- EXERCISE PROMPT: All the entries need to be quoted exactly, apart from the pictures, which you should drop.

= = = = = = =

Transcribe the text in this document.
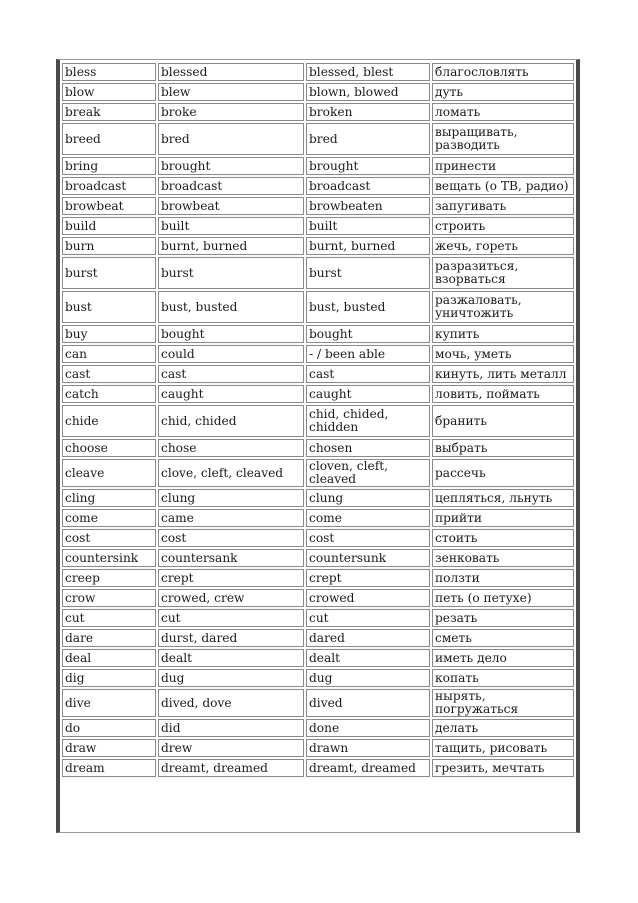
bless	blessed	blessed, blest	благословлять
blow	blew	blown, blowed	дуть
break	broke	broken	ломать
breed	bred	bred	выращивать, разводить
bring	brought	brought	принести
broadcast	broadcast	broadcast	вещать (о ТВ, радио)
browbeat	browbeat	browbeaten	запугивать
build	built	built	строить
burn	burnt, burned	burnt, burned	жечь, гореть
burst	burst	burst	разразиться, взорваться
bust	bust, busted	bust, busted	разжаловать, уничтожить
buy	bought	bought	купить
can	could	- / been able	мочь, уметь
cast	cast	cast	кинуть, лить металл
catch	caught	caught	ловить, поймать
chide	chid, chided	chid, chided, chidden	бранить
choose	chose	chosen	выбрать
cleave	clove, cleft, cleaved	cloven, cleft, cleaved	рассечь
cling	clung	clung	цепляться, льнуть
come	came	come	прийти
cost	cost	cost	стоить
countersink	countersank	countersunk	зенковать
creep	crept	crept	ползти
crow	crowed, crew	crowed	петь (о петухе)
cut	cut	cut	резать
dare	durst, dared	dared	сметь
deal	dealt	dealt	иметь дело
dig	dug	dug	копать
dive	dived, dove	dived	нырять, погружаться
do	did	done	делать
draw	drew	drawn	тащить, рисовать
dream	dreamt, dreamed	dreamt, dreamed	грезить, мечтать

= = = = = = =

- OUTPUT FOR THIS TASK:
Transcribe the text in this document.
bless	blessed	blessed, blest	благословлять
blow	blew	blown, blowed	дуть
break	broke	broken	ломать
breed	bred	bred	выращивать, разводить
bring	brought	brought	принести
broadcast	broadcast	broadcast	вещать (о ТВ, радио)
browbeat	browbeat	browbeaten	запугивать
build	built	built	строить
burn	burnt, burned	burnt, burned	жечь, гореть
burst	burst	burst	разразиться, взорваться
bust	bust, busted	bust, busted	разжаловать, уничтожить
buy	bought	bought	купить
can	could	- / been able	мочь, уметь
cast	cast	cast	кинуть, лить металл
catch	caught	caught	ловить, поймать
chide	chid, chided	chid, chided, chidden	бранить
choose	chose	chosen	выбрать
cleave	clove, cleft, cleaved	cloven, cleft, cleaved	рассечь
cling	clung	clung	цепляться, льнуть
come	came	come	прийти
cost	cost	cost	стоить
countersink	countersank	countersunk	зенковать
creep	crept	crept	ползти
crow	crowed, crew	crowed	петь (о петухе)
cut	cut	cut	резать
dare	durst, dared	dared	сметь
deal	dealt	dealt	иметь дело
dig	dug	dug	копать
dive	dived, dove	dived	нырять, погружаться
do	did	done	делать
draw	drew	drawn	тащить, рисовать
dream	dreamt, dreamed	dreamt, dreamed	грезить, мечтать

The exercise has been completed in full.